PROBLEM: Copy every line of the records below where the word "Fauj" occurs.
+++ RECORDS FOR THE EXERCISE +++
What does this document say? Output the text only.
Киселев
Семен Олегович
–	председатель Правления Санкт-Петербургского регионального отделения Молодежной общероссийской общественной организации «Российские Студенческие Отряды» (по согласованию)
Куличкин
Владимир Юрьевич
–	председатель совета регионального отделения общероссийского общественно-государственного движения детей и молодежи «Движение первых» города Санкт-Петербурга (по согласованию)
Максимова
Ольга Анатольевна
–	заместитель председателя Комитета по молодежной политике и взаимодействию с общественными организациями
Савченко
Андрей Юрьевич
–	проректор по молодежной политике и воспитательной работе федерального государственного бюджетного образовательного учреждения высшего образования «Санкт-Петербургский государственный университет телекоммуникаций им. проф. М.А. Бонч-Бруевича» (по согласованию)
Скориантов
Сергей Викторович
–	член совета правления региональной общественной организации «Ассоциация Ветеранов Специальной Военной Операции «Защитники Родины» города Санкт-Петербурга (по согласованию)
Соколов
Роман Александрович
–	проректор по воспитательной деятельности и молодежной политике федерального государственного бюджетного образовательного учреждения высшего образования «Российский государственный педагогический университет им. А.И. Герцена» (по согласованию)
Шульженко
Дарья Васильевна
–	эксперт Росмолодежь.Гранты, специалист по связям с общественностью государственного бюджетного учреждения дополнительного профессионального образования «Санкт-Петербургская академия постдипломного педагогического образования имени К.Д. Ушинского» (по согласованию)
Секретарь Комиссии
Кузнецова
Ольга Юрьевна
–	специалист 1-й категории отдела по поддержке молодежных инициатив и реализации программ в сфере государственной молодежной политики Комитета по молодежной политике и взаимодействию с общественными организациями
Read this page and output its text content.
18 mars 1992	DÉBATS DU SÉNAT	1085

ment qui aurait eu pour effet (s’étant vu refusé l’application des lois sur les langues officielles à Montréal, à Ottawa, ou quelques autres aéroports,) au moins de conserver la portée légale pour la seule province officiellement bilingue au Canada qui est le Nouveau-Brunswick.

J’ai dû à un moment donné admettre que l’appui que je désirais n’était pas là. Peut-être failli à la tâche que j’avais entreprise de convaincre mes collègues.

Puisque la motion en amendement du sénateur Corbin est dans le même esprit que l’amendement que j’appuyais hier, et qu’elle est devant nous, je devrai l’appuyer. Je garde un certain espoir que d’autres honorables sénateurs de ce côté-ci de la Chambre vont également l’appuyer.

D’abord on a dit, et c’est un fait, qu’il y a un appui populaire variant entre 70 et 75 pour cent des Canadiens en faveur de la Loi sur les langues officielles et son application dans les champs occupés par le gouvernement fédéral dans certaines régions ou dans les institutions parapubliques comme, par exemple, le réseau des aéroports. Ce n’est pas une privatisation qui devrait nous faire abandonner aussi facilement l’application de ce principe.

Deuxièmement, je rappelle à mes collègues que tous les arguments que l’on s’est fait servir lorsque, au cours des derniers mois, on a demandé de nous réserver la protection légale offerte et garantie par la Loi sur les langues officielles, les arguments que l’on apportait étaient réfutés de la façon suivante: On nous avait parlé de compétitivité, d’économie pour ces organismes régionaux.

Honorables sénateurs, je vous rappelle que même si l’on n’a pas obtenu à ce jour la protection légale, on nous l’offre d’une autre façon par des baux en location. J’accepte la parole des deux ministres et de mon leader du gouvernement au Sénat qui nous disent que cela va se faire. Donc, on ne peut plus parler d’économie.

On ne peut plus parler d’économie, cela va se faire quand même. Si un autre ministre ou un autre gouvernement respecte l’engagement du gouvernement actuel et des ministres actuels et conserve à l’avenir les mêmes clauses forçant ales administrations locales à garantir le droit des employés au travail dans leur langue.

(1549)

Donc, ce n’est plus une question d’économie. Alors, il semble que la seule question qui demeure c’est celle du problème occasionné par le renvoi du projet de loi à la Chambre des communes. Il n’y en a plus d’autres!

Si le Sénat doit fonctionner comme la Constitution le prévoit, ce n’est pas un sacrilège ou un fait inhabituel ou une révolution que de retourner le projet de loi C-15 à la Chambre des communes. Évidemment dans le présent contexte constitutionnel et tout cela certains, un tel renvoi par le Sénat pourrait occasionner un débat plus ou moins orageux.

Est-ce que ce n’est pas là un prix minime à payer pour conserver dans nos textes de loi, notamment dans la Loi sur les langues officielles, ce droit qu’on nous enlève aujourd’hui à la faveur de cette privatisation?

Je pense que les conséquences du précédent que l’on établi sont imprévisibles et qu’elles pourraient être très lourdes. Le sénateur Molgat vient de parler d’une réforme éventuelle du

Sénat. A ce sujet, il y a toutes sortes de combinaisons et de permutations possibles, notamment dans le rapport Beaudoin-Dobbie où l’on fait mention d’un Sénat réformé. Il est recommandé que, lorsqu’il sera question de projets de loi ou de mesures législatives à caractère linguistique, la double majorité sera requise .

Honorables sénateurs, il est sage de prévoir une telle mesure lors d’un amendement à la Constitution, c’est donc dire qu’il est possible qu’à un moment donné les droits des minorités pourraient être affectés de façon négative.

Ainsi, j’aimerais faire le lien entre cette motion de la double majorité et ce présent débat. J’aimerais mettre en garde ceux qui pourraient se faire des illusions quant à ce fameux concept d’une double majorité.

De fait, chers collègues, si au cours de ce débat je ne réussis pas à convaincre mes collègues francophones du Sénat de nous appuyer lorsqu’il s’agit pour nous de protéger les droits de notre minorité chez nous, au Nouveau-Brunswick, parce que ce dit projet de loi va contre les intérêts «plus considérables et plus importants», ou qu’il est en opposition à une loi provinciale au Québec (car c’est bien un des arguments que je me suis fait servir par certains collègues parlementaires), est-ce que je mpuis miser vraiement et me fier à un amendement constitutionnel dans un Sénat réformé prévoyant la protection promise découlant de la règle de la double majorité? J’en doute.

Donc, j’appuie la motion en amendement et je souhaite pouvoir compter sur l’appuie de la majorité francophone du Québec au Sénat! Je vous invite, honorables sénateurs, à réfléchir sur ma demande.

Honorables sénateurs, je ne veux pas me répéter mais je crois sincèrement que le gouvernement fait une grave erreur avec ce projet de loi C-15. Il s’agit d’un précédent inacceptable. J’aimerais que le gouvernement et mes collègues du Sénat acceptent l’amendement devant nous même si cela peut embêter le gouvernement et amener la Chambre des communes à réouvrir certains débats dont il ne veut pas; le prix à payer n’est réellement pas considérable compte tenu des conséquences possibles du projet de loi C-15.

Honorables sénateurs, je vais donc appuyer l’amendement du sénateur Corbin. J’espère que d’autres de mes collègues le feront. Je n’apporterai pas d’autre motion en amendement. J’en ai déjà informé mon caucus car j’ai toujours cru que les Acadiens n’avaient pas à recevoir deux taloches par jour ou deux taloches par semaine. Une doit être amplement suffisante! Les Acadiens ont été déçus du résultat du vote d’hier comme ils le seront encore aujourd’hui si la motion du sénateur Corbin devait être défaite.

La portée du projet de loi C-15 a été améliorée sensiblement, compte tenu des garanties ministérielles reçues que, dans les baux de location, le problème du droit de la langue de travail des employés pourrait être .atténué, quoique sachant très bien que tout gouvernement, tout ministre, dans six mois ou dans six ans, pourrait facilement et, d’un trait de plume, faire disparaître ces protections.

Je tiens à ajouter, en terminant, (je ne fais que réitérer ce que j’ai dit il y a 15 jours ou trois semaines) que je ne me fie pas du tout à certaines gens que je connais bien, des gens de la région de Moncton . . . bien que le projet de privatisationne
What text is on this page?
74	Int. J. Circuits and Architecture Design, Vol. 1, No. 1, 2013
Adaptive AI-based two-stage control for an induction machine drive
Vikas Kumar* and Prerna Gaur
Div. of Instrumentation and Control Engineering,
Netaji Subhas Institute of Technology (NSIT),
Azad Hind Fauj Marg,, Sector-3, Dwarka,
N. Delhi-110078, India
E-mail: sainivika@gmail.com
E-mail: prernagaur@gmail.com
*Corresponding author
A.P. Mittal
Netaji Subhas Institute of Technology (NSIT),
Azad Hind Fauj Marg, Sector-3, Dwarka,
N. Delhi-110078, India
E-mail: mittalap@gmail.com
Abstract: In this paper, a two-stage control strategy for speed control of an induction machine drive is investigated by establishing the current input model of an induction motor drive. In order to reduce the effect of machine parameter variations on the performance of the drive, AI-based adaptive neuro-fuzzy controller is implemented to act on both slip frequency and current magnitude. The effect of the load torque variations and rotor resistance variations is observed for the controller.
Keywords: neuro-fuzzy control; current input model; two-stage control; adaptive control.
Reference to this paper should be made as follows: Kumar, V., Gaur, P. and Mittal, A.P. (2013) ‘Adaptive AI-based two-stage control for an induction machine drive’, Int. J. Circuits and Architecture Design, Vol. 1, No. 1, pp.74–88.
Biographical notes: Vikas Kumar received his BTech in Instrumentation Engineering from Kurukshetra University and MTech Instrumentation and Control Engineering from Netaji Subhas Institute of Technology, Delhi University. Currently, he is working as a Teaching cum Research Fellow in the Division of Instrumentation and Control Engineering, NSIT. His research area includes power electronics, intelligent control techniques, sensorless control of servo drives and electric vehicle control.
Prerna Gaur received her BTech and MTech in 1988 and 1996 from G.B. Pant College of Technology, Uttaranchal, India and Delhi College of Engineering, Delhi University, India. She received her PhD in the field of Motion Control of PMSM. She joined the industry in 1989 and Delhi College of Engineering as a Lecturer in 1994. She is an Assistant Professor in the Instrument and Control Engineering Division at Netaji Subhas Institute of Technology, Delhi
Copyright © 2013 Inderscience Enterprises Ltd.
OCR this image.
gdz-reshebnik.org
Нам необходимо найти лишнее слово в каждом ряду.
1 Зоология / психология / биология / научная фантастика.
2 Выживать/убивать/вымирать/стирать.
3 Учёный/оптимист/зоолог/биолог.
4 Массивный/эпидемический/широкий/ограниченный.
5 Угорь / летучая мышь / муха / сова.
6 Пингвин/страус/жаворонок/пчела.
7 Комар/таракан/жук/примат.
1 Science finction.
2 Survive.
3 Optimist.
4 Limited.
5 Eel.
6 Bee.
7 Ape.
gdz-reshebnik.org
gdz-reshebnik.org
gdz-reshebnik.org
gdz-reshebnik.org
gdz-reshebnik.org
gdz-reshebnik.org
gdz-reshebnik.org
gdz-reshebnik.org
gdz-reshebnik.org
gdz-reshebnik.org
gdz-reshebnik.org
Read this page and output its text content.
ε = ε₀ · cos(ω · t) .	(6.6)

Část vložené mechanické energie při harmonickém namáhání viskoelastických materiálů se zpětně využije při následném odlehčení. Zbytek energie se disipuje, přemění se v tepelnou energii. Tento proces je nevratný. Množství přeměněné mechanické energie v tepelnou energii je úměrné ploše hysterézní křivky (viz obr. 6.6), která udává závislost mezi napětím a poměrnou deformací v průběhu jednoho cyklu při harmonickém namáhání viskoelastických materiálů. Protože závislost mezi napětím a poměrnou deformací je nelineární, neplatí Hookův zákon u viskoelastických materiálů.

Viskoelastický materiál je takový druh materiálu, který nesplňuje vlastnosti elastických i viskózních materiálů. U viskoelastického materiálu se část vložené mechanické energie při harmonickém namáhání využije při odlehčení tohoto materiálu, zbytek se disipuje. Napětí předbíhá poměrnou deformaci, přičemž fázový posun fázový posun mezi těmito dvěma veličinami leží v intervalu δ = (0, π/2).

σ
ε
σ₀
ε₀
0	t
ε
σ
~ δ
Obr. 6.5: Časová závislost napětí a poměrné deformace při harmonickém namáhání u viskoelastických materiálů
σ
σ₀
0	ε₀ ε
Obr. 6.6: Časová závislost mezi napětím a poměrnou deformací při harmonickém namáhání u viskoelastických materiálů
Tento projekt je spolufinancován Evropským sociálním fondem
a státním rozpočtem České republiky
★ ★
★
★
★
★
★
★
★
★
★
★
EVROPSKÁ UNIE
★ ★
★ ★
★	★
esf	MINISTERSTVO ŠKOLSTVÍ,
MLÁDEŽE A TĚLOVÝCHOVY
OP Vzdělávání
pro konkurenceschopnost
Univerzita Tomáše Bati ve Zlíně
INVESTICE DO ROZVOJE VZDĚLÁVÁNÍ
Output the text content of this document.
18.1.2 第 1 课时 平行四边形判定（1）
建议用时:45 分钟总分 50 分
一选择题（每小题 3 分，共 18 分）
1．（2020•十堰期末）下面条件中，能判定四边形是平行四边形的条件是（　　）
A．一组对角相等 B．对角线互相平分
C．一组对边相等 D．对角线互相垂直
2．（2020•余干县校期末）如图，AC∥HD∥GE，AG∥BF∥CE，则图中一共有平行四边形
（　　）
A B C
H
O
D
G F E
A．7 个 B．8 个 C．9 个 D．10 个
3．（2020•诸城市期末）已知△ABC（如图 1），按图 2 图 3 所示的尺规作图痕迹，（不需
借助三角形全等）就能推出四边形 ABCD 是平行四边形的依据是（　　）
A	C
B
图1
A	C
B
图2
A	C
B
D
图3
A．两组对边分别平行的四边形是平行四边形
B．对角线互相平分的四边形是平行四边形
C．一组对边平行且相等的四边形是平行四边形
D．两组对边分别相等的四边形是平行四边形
+++
COMPLETED TASK:
Azad Hind Fauj Marg,, Sector-3, Dwarka,
Azad Hind Fauj Marg, Sector-3, Dwarka,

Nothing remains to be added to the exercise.